What is required - Seek out every line containing the word "regulable", and copy each.

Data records

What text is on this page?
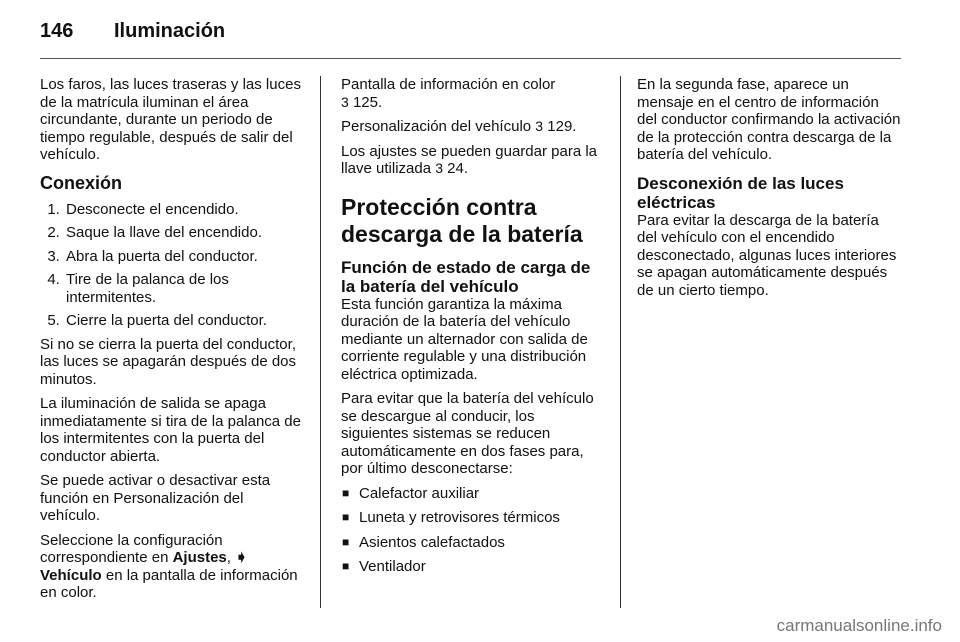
146 Iluminación

Los faros, las luces traseras y las luces de la matrícula iluminan el área circundante, durante un periodo de tiempo regulable, después de salir del vehículo.

Conexión
1. Desconecte el encendido.
2. Saque la llave del encendido.
3. Abra la puerta del conductor.
4. Tire de la palanca de los intermitentes.
5. Cierre la puerta del conductor.

Si no se cierra la puerta del conductor, las luces se apagarán después de dos minutos.

La iluminación de salida se apaga inmediatamente si tira de la palanca de los intermitentes con la puerta del conductor abierta.

Se puede activar o desactivar esta función en Personalización del vehículo.

Seleccione la configuración correspondiente en Ajustes, ➧ Vehículo en la pantalla de información en color.

Pantalla de información en color
3 125.

Personalización del vehículo 3 129.

Los ajustes se pueden guardar para la llave utilizada 3 24.

Protección contra descarga de la batería
Función de estado de carga de la batería del vehículo

Esta función garantiza la máxima duración de la batería del vehículo mediante un alternador con salida de corriente regulable y una distribución eléctrica optimizada.

Para evitar que la batería del vehículo se descargue al conducir, los siguientes sistemas se reducen automáticamente en dos fases para, por último desconectarse:

■ Calefactor auxiliar
■ Luneta y retrovisores térmicos
■ Asientos calefactados
■ Ventilador

En la segunda fase, aparece un mensaje en el centro de información del conductor confirmando la activación de la protección contra descarga de la batería del vehículo.

Desconexión de las luces eléctricas

Para evitar la descarga de la batería del vehículo con el encendido desconectado, algunas luces interiores se apagan automáticamente después de un cierto tiempo.

carmanualsonline.info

Result of the exercise -
Los faros, las luces traseras y las luces de la matrícula iluminan el área circundante, durante un periodo de tiempo regulable, después de salir del vehículo.
Esta función garantiza la máxima duración de la batería del vehículo mediante un alternador con salida de corriente regulable y una distribución eléctrica optimizada.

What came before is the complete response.